[WHAT THE TASK ASKS]: Determine how many lines include "chức". Give the number and nothing else.

[DATA SUPPLIED]:
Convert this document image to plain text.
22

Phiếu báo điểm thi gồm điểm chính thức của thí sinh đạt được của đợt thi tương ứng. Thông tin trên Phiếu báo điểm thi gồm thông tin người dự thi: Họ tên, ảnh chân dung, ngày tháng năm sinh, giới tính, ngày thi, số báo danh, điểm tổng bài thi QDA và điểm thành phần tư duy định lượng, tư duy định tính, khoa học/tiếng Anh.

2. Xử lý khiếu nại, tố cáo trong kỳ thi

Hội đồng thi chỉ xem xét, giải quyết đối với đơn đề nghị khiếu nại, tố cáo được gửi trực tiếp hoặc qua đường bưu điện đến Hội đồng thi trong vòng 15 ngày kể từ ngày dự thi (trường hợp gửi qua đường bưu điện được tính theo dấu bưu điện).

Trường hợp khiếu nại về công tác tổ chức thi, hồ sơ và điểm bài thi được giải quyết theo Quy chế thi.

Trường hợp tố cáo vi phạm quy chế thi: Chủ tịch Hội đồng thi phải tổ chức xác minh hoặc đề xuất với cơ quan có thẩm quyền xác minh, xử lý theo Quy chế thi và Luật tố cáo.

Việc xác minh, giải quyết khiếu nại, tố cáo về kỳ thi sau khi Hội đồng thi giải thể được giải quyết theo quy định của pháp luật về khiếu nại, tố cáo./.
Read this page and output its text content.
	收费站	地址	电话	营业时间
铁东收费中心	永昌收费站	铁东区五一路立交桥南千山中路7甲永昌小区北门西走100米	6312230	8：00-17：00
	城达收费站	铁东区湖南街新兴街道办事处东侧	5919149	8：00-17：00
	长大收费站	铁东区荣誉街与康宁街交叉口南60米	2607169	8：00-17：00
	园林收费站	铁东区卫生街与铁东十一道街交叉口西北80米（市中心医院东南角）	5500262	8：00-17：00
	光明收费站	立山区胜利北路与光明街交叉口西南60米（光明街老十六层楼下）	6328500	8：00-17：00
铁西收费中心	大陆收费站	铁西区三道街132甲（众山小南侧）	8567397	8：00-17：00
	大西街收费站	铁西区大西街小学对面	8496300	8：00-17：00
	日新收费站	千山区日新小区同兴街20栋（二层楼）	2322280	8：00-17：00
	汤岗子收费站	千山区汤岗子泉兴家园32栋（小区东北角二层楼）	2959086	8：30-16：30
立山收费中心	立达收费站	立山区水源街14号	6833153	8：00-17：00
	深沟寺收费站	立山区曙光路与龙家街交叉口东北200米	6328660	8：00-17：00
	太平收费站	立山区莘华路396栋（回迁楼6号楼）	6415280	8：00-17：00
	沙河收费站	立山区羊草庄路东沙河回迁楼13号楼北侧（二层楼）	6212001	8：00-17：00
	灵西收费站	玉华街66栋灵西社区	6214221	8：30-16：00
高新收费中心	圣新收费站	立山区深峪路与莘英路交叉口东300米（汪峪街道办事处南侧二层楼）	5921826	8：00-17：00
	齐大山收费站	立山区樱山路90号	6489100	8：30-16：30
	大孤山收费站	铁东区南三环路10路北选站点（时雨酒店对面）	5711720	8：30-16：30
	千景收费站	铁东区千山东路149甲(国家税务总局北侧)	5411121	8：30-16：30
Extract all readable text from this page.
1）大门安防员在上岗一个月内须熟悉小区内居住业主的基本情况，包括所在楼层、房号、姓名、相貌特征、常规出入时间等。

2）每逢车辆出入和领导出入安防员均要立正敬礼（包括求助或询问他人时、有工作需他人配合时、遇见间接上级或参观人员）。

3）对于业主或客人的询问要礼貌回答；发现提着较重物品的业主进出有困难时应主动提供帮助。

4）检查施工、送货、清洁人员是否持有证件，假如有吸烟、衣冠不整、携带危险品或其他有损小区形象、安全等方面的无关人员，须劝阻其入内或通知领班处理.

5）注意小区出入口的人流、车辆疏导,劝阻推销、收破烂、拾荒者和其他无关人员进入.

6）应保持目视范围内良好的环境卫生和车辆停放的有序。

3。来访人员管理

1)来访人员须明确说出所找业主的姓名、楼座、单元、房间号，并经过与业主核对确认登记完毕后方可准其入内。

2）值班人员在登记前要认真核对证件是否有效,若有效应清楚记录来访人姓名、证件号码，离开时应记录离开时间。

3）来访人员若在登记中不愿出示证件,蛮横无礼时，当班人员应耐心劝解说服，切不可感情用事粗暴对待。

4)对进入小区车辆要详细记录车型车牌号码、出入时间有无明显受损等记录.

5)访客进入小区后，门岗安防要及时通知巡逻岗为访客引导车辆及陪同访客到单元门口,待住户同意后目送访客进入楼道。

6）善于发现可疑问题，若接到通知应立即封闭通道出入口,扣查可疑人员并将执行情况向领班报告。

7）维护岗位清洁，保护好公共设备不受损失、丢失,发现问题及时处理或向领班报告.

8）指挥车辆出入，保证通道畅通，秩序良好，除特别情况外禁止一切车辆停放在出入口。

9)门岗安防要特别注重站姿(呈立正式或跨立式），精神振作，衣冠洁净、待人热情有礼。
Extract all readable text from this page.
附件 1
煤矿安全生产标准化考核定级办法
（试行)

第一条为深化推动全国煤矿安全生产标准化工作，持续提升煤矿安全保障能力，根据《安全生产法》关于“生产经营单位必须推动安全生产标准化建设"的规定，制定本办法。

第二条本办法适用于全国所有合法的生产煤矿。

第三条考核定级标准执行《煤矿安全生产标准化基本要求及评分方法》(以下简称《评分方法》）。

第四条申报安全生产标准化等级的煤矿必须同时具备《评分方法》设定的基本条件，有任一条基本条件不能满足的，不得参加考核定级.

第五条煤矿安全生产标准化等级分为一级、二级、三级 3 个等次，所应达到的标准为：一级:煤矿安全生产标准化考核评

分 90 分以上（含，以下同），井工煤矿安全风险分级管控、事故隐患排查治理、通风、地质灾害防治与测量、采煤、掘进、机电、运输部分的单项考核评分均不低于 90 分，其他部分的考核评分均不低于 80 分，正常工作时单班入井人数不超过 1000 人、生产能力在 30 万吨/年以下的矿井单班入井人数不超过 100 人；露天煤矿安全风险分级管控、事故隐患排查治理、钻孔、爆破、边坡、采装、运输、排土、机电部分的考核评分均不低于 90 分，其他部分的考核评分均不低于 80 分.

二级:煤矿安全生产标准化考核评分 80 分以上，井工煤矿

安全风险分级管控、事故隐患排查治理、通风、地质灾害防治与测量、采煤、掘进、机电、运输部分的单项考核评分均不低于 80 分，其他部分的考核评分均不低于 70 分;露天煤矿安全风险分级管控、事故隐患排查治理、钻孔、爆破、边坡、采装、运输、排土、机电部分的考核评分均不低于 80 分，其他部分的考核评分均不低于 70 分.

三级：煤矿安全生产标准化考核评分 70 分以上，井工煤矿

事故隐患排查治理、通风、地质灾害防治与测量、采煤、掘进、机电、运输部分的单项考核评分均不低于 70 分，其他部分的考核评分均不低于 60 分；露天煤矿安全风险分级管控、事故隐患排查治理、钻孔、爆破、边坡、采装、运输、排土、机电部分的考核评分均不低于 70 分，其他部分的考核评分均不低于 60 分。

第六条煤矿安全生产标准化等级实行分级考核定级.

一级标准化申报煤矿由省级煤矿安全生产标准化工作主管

[ANSWER IN FULL]: 2